▶ WORK INSTRUCTIONS
Transcribe every record that appears below, exactly and in full.

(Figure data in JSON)
──────
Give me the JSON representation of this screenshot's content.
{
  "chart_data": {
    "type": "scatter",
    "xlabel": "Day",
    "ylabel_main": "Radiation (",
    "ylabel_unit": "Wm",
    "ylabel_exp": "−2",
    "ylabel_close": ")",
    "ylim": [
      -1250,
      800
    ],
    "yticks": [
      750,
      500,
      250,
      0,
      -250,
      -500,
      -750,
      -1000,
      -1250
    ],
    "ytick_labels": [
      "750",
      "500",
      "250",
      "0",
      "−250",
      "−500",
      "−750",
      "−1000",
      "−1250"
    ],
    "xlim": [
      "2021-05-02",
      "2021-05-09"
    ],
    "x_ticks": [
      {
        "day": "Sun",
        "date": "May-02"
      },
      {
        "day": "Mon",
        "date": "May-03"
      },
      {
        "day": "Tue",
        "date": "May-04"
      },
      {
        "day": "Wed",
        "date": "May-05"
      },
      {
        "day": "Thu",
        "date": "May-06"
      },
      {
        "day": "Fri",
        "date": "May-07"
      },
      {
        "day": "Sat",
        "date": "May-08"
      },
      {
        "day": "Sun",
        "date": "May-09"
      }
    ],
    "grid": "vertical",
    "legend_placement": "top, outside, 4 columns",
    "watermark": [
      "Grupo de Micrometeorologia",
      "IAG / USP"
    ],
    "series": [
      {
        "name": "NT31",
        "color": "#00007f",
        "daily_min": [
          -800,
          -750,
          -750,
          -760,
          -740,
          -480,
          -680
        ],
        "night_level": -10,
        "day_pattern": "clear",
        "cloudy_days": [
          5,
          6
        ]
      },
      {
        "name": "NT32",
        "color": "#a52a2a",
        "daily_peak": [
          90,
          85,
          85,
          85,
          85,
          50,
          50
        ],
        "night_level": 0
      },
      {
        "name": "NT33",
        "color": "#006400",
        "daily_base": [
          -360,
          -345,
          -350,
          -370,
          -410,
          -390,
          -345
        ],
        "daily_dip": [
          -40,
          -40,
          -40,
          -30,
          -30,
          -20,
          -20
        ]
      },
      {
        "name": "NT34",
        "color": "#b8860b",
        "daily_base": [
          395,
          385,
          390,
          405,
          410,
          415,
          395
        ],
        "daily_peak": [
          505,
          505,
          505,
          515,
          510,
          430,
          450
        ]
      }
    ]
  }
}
──────
▶ RESPONSE
Give me the JSON representation of this screenshot's content.
{
  "chart_data": {
    "type": "scatter",
    "xlabel": "Day",
    "ylabel_main": "Radiation (",
    "ylabel_unit": "Wm",
    "ylabel_exp": "−2",
    "ylabel_close": ")",
    "ylim": [
      -1250,
      800
    ],
    "yticks": [
      750,
      500,
      250,
      0,
      -250,
      -500,
      -750,
      -1000,
      -1250
    ],
    "ytick_labels": [
      "750",
      "500",
      "250",
      "0",
      "−250",
      "−500",
      "−750",
      "−1000",
      "−1250"
    ],
    "xlim": [
      "2021-05-02",
      "2021-05-09"
    ],
    "x_ticks": [
      {
        "day": "Sun",
        "date": "May-02"
      },
      {
        "day": "Mon",
        "date": "May-03"
      },
      {
        "day": "Tue",
        "date": "May-04"
      },
      {
        "day": "Wed",
        "date": "May-05"
      },
      {
        "day": "Thu",
        "date": "May-06"
      },
      {
        "day": "Fri",
        "date": "May-07"
      },
      {
        "day": "Sat",
        "date": "May-08"
      },
      {
        "day": "Sun",
        "date": "May-09"
      }
    ],
    "grid": "vertical",
    "legend_placement": "top, outside, 4 columns",
    "watermark": [
      "Grupo de Micrometeorologia",
      "IAG / USP"
    ],
    "series": [
      {
        "name": "NT31",
        "color": "#00007f",
        "daily_min": [
          -800,
          -750,
          -750,
          -760,
          -740,
          -480,
          -680
        ],
        "night_level": -10,
        "day_pattern": "clear",
        "cloudy_days": [
          5,
          6
        ]
      },
      {
        "name": "NT32",
        "color": "#a52a2a",
        "daily_peak": [
          90,
          85,
          85,
          85,
          85,
          50,
          50
        ],
        "night_level": 0
      },
      {
        "name": "NT33",
        "color": "#006400",
        "daily_base": [
          -360,
          -345,
          -350,
          -370,
          -410,
          -390,
          -345
        ],
        "daily_dip": [
          -40,
          -40,
          -40,
          -30,
          -30,
          -20,
          -20
        ]
      },
      {
        "name": "NT34",
        "color": "#b8860b",
        "daily_base": [
          395,
          385,
          390,
          405,
          410,
          415,
          395
        ],
        "daily_peak": [
          505,
          505,
          505,
          515,
          510,
          430,
          450
        ]
      }
    ]
  }
}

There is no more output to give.